▸ **Exercise brief**
Print all the records exactly, please.
○ ○ ○ ○ ○ ○ ○
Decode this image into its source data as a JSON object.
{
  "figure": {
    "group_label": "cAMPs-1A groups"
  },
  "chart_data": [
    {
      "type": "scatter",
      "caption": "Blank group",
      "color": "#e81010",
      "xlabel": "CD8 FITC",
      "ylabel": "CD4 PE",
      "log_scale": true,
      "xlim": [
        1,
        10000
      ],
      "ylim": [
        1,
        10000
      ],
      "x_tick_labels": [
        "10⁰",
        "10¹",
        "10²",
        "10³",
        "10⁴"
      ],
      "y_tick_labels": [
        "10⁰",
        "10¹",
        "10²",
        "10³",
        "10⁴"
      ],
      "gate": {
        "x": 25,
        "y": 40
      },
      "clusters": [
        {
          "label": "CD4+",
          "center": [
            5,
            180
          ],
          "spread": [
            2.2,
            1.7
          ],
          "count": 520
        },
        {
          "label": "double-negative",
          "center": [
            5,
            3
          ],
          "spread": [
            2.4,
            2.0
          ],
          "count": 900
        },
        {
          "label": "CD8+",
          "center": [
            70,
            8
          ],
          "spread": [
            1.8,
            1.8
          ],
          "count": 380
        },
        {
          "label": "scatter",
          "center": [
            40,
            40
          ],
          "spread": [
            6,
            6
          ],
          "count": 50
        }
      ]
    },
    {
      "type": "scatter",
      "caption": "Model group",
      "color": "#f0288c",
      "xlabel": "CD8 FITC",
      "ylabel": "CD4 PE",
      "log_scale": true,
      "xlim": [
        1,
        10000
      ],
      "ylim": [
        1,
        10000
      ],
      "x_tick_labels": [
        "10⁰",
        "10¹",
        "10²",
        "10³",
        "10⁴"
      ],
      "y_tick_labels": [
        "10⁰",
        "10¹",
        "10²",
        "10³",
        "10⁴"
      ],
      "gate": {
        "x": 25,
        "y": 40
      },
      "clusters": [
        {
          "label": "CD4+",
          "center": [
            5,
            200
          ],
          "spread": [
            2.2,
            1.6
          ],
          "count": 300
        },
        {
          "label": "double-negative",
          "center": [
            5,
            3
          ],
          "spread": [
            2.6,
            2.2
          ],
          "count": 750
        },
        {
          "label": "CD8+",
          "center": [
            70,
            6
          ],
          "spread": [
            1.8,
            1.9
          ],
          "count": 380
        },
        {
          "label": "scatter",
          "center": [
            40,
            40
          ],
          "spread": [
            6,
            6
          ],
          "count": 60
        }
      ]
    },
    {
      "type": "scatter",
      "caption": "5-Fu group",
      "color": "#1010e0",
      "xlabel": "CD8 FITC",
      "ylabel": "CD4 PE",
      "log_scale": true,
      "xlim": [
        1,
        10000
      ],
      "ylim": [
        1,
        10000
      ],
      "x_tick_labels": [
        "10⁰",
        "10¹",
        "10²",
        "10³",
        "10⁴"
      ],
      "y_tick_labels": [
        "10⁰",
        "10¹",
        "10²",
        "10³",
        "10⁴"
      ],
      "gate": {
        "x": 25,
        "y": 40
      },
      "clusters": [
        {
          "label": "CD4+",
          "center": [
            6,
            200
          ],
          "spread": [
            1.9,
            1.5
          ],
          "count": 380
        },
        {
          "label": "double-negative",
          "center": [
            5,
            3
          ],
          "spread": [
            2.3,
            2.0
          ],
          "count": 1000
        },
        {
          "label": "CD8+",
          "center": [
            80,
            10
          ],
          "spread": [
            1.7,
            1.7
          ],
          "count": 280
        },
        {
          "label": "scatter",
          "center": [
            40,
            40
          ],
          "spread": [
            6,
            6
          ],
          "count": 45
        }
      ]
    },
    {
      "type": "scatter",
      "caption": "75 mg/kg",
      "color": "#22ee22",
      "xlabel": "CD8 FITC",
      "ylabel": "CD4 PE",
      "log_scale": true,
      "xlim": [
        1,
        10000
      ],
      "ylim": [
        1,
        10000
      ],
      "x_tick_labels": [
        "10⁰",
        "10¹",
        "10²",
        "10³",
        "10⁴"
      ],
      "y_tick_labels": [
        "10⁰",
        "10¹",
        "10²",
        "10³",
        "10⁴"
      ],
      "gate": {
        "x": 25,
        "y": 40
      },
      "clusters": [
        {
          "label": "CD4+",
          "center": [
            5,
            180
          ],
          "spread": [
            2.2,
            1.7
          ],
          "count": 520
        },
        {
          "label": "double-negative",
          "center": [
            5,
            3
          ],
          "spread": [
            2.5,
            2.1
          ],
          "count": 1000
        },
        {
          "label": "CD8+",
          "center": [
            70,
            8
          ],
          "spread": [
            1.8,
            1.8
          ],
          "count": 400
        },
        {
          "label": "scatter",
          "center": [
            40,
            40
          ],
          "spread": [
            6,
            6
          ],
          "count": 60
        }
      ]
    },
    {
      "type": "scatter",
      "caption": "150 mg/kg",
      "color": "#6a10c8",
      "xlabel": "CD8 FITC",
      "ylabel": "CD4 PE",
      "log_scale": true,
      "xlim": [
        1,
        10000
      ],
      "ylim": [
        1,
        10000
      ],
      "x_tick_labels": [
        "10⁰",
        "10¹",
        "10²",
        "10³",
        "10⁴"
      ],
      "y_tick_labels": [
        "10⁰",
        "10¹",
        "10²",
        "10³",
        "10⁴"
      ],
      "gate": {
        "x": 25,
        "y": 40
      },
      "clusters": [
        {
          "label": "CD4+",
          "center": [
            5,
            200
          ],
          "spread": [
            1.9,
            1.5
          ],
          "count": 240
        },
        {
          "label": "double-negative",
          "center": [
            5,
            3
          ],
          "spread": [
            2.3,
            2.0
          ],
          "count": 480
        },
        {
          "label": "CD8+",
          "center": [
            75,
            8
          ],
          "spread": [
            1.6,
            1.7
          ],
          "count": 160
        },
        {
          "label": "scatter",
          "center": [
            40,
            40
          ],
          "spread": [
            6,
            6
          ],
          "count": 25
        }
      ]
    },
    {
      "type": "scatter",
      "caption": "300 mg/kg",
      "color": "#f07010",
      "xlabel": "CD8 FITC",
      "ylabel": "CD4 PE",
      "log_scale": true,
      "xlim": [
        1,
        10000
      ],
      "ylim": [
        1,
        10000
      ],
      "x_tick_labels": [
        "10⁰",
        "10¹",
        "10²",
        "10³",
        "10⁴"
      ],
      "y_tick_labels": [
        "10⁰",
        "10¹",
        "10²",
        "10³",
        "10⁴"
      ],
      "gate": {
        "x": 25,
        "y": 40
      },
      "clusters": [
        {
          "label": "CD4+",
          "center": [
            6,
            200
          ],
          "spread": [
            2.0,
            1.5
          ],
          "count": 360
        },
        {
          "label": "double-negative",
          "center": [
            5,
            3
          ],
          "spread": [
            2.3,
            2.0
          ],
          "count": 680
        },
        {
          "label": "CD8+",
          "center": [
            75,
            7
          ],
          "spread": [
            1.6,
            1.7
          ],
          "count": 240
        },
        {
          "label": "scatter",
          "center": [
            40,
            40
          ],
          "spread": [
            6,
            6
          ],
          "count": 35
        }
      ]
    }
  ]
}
○ ○ ○ ○ ○ ○ ○
▸ **Finished exercise**
Decode this image into its source data as a JSON object.
{
  "figure": {
    "group_label": "cAMPs-1A groups"
  },
  "chart_data": [
    {
      "type": "scatter",
      "caption": "Blank group",
      "color": "#e81010",
      "xlabel": "CD8 FITC",
      "ylabel": "CD4 PE",
      "log_scale": true,
      "xlim": [
        1,
        10000
      ],
      "ylim": [
        1,
        10000
      ],
      "x_tick_labels": [
        "10⁰",
        "10¹",
        "10²",
        "10³",
        "10⁴"
      ],
      "y_tick_labels": [
        "10⁰",
        "10¹",
        "10²",
        "10³",
        "10⁴"
      ],
      "gate": {
        "x": 25,
        "y": 40
      },
      "clusters": [
        {
          "label": "CD4+",
          "center": [
            5,
            180
          ],
          "spread": [
            2.2,
            1.7
          ],
          "count": 520
        },
        {
          "label": "double-negative",
          "center": [
            5,
            3
          ],
          "spread": [
            2.4,
            2.0
          ],
          "count": 900
        },
        {
          "label": "CD8+",
          "center": [
            70,
            8
          ],
          "spread": [
            1.8,
            1.8
          ],
          "count": 380
        },
        {
          "label": "scatter",
          "center": [
            40,
            40
          ],
          "spread": [
            6,
            6
          ],
          "count": 50
        }
      ]
    },
    {
      "type": "scatter",
      "caption": "Model group",
      "color": "#f0288c",
      "xlabel": "CD8 FITC",
      "ylabel": "CD4 PE",
      "log_scale": true,
      "xlim": [
        1,
        10000
      ],
      "ylim": [
        1,
        10000
      ],
      "x_tick_labels": [
        "10⁰",
        "10¹",
        "10²",
        "10³",
        "10⁴"
      ],
      "y_tick_labels": [
        "10⁰",
        "10¹",
        "10²",
        "10³",
        "10⁴"
      ],
      "gate": {
        "x": 25,
        "y": 40
      },
      "clusters": [
        {
          "label": "CD4+",
          "center": [
            5,
            200
          ],
          "spread": [
            2.2,
            1.6
          ],
          "count": 300
        },
        {
          "label": "double-negative",
          "center": [
            5,
            3
          ],
          "spread": [
            2.6,
            2.2
          ],
          "count": 750
        },
        {
          "label": "CD8+",
          "center": [
            70,
            6
          ],
          "spread": [
            1.8,
            1.9
          ],
          "count": 380
        },
        {
          "label": "scatter",
          "center": [
            40,
            40
          ],
          "spread": [
            6,
            6
          ],
          "count": 60
        }
      ]
    },
    {
      "type": "scatter",
      "caption": "5-Fu group",
      "color": "#1010e0",
      "xlabel": "CD8 FITC",
      "ylabel": "CD4 PE",
      "log_scale": true,
      "xlim": [
        1,
        10000
      ],
      "ylim": [
        1,
        10000
      ],
      "x_tick_labels": [
        "10⁰",
        "10¹",
        "10²",
        "10³",
        "10⁴"
      ],
      "y_tick_labels": [
        "10⁰",
        "10¹",
        "10²",
        "10³",
        "10⁴"
      ],
      "gate": {
        "x": 25,
        "y": 40
      },
      "clusters": [
        {
          "label": "CD4+",
          "center": [
            6,
            200
          ],
          "spread": [
            1.9,
            1.5
          ],
          "count": 380
        },
        {
          "label": "double-negative",
          "center": [
            5,
            3
          ],
          "spread": [
            2.3,
            2.0
          ],
          "count": 1000
        },
        {
          "label": "CD8+",
          "center": [
            80,
            10
          ],
          "spread": [
            1.7,
            1.7
          ],
          "count": 280
        },
        {
          "label": "scatter",
          "center": [
            40,
            40
          ],
          "spread": [
            6,
            6
          ],
          "count": 45
        }
      ]
    },
    {
      "type": "scatter",
      "caption": "75 mg/kg",
      "color": "#22ee22",
      "xlabel": "CD8 FITC",
      "ylabel": "CD4 PE",
      "log_scale": true,
      "xlim": [
        1,
        10000
      ],
      "ylim": [
        1,
        10000
      ],
      "x_tick_labels": [
        "10⁰",
        "10¹",
        "10²",
        "10³",
        "10⁴"
      ],
      "y_tick_labels": [
        "10⁰",
        "10¹",
        "10²",
        "10³",
        "10⁴"
      ],
      "gate": {
        "x": 25,
        "y": 40
      },
      "clusters": [
        {
          "label": "CD4+",
          "center": [
            5,
            180
          ],
          "spread": [
            2.2,
            1.7
          ],
          "count": 520
        },
        {
          "label": "double-negative",
          "center": [
            5,
            3
          ],
          "spread": [
            2.5,
            2.1
          ],
          "count": 1000
        },
        {
          "label": "CD8+",
          "center": [
            70,
            8
          ],
          "spread": [
            1.8,
            1.8
          ],
          "count": 400
        },
        {
          "label": "scatter",
          "center": [
            40,
            40
          ],
          "spread": [
            6,
            6
          ],
          "count": 60
        }
      ]
    },
    {
      "type": "scatter",
      "caption": "150 mg/kg",
      "color": "#6a10c8",
      "xlabel": "CD8 FITC",
      "ylabel": "CD4 PE",
      "log_scale": true,
      "xlim": [
        1,
        10000
      ],
      "ylim": [
        1,
        10000
      ],
      "x_tick_labels": [
        "10⁰",
        "10¹",
        "10²",
        "10³",
        "10⁴"
      ],
      "y_tick_labels": [
        "10⁰",
        "10¹",
        "10²",
        "10³",
        "10⁴"
      ],
      "gate": {
        "x": 25,
        "y": 40
      },
      "clusters": [
        {
          "label": "CD4+",
          "center": [
            5,
            200
          ],
          "spread": [
            1.9,
            1.5
          ],
          "count": 240
        },
        {
          "label": "double-negative",
          "center": [
            5,
            3
          ],
          "spread": [
            2.3,
            2.0
          ],
          "count": 480
        },
        {
          "label": "CD8+",
          "center": [
            75,
            8
          ],
          "spread": [
            1.6,
            1.7
          ],
          "count": 160
        },
        {
          "label": "scatter",
          "center": [
            40,
            40
          ],
          "spread": [
            6,
            6
          ],
          "count": 25
        }
      ]
    },
    {
      "type": "scatter",
      "caption": "300 mg/kg",
      "color": "#f07010",
      "xlabel": "CD8 FITC",
      "ylabel": "CD4 PE",
      "log_scale": true,
      "xlim": [
        1,
        10000
      ],
      "ylim": [
        1,
        10000
      ],
      "x_tick_labels": [
        "10⁰",
        "10¹",
        "10²",
        "10³",
        "10⁴"
      ],
      "y_tick_labels": [
        "10⁰",
        "10¹",
        "10²",
        "10³",
        "10⁴"
      ],
      "gate": {
        "x": 25,
        "y": 40
      },
      "clusters": [
        {
          "label": "CD4+",
          "center": [
            6,
            200
          ],
          "spread": [
            2.0,
            1.5
          ],
          "count": 360
        },
        {
          "label": "double-negative",
          "center": [
            5,
            3
          ],
          "spread": [
            2.3,
            2.0
          ],
          "count": 680
        },
        {
          "label": "CD8+",
          "center": [
            75,
            7
          ],
          "spread": [
            1.6,
            1.7
          ],
          "count": 240
        },
        {
          "label": "scatter",
          "center": [
            40,
            40
          ],
          "spread": [
            6,
            6
          ],
          "count": 35
        }
      ]
    }
  ]
}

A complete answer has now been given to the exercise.